> [Records for this exercise]

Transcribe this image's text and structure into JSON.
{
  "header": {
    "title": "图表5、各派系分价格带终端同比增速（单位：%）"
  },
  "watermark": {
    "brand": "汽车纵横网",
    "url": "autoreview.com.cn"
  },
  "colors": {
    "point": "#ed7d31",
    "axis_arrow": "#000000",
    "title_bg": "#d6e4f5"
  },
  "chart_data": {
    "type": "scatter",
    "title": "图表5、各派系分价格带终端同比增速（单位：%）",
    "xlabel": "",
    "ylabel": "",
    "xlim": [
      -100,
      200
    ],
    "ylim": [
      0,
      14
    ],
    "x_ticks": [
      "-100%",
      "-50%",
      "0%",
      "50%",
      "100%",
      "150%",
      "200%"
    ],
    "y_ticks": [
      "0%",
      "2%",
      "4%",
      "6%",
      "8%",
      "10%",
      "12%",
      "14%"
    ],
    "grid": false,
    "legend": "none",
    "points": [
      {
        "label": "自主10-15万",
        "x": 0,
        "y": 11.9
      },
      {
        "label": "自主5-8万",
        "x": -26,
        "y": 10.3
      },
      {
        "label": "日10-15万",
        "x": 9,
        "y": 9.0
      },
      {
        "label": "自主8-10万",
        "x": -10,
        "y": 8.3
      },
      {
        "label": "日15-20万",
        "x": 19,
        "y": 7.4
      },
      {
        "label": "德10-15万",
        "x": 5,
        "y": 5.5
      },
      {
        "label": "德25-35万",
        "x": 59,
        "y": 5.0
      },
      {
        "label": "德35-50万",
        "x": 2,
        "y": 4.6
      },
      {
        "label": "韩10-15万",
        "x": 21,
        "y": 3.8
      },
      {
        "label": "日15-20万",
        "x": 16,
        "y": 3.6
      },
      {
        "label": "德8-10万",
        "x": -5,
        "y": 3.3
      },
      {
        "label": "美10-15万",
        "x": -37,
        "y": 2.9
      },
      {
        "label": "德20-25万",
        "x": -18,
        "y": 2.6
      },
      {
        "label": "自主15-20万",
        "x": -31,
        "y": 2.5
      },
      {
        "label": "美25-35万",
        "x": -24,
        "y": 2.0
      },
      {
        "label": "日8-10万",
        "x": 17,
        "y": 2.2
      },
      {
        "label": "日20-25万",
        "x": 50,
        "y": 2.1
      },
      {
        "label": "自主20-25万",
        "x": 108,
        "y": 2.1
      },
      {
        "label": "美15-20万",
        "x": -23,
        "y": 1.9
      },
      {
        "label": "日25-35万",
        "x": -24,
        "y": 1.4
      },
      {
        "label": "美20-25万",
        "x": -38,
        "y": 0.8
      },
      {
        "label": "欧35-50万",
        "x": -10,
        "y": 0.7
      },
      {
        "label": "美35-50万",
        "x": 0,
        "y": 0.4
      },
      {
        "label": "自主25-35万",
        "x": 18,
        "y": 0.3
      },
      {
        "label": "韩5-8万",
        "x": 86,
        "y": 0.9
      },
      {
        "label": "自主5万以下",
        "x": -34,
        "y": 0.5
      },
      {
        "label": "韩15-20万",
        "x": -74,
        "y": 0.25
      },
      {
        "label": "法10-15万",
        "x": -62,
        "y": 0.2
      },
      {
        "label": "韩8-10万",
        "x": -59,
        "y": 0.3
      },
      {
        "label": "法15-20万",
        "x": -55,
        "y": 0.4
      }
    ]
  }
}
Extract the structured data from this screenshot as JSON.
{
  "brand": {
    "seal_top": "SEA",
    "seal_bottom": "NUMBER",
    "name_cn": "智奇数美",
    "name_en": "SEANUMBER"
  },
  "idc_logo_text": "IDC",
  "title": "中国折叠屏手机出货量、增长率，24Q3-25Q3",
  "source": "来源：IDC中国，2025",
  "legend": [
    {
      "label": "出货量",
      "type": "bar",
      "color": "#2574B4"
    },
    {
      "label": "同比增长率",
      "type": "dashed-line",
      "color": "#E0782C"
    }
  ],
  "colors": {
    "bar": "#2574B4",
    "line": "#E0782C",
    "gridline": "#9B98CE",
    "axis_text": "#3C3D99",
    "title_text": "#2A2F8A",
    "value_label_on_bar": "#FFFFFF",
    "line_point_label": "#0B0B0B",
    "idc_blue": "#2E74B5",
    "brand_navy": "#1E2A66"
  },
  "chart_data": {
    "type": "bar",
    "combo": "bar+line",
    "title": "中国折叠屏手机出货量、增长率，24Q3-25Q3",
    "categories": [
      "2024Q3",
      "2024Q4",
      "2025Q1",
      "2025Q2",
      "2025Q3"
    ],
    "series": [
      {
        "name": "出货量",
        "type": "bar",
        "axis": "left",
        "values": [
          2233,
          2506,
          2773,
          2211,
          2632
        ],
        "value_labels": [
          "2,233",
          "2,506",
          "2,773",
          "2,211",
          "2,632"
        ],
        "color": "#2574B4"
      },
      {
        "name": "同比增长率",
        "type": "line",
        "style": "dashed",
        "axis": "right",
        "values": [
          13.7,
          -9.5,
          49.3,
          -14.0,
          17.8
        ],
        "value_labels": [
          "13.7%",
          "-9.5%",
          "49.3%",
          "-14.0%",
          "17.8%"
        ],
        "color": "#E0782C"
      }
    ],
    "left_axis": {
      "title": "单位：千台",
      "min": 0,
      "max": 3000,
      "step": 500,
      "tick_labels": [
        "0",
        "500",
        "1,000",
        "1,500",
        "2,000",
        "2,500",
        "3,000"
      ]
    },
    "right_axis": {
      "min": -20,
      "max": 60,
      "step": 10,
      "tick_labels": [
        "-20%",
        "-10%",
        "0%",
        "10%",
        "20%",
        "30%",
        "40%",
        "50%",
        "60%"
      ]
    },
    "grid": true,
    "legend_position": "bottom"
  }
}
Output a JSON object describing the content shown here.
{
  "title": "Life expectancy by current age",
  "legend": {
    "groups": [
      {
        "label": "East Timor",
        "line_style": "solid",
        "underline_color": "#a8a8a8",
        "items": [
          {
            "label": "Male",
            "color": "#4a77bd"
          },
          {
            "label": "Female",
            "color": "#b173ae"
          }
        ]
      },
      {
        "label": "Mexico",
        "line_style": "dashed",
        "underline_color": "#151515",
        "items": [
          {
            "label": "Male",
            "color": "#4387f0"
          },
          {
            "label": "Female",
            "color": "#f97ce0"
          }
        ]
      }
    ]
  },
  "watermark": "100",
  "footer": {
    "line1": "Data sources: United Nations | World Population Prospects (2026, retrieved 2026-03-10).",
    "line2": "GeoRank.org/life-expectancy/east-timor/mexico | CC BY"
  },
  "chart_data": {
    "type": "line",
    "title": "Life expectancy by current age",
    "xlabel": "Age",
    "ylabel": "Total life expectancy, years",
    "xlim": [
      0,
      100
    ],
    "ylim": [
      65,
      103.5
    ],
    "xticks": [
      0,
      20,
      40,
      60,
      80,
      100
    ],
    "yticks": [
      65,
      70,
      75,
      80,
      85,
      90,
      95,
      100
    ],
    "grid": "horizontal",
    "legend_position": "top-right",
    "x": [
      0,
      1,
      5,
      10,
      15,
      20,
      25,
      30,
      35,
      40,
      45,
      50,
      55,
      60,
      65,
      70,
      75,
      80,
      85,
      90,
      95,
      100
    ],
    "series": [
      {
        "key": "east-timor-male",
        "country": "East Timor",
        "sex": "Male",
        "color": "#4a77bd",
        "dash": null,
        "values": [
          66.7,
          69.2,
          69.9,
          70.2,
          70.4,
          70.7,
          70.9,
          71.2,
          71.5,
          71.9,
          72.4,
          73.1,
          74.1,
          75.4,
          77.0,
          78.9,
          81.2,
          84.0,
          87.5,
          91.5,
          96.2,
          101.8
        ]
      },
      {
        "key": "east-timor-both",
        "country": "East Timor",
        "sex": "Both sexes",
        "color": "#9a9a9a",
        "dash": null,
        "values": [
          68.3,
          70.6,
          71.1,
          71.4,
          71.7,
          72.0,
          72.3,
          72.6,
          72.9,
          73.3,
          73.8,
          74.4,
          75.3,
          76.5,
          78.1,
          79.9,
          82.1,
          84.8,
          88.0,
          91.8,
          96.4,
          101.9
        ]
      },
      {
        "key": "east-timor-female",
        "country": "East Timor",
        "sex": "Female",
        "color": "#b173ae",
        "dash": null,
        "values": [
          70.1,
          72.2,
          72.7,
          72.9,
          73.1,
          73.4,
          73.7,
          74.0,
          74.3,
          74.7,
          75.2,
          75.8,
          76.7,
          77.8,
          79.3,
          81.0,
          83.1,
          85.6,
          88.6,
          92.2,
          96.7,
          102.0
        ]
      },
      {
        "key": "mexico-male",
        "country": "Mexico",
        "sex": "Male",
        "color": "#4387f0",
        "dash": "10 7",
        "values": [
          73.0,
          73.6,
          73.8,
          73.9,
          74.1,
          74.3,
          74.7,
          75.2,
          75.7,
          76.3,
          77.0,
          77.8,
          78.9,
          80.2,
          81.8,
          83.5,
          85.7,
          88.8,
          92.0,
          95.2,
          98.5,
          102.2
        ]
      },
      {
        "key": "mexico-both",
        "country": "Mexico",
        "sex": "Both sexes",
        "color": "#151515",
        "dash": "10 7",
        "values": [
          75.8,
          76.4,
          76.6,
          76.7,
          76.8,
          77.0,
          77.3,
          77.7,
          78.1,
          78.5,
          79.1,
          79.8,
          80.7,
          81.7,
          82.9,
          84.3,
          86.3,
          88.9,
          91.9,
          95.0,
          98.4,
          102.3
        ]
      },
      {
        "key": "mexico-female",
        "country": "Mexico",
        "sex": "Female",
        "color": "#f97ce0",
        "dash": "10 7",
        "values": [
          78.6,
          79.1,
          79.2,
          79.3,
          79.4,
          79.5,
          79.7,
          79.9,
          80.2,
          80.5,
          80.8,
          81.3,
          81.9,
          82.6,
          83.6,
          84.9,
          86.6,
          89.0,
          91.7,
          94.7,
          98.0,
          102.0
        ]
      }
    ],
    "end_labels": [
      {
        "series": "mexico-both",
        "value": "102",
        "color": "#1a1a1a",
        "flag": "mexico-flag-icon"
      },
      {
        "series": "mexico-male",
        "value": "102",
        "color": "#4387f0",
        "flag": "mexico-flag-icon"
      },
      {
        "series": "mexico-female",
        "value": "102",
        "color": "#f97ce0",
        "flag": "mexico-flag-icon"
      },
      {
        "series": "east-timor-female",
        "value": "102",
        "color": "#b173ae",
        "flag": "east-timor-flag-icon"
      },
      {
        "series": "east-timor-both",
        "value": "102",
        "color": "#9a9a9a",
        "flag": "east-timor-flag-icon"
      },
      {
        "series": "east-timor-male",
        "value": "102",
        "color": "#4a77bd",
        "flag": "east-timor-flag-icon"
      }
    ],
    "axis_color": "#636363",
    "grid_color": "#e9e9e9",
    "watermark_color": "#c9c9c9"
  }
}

> [Task objective] Reply with only the number of lines in the entries that contain the word "type".

> [Result below] 7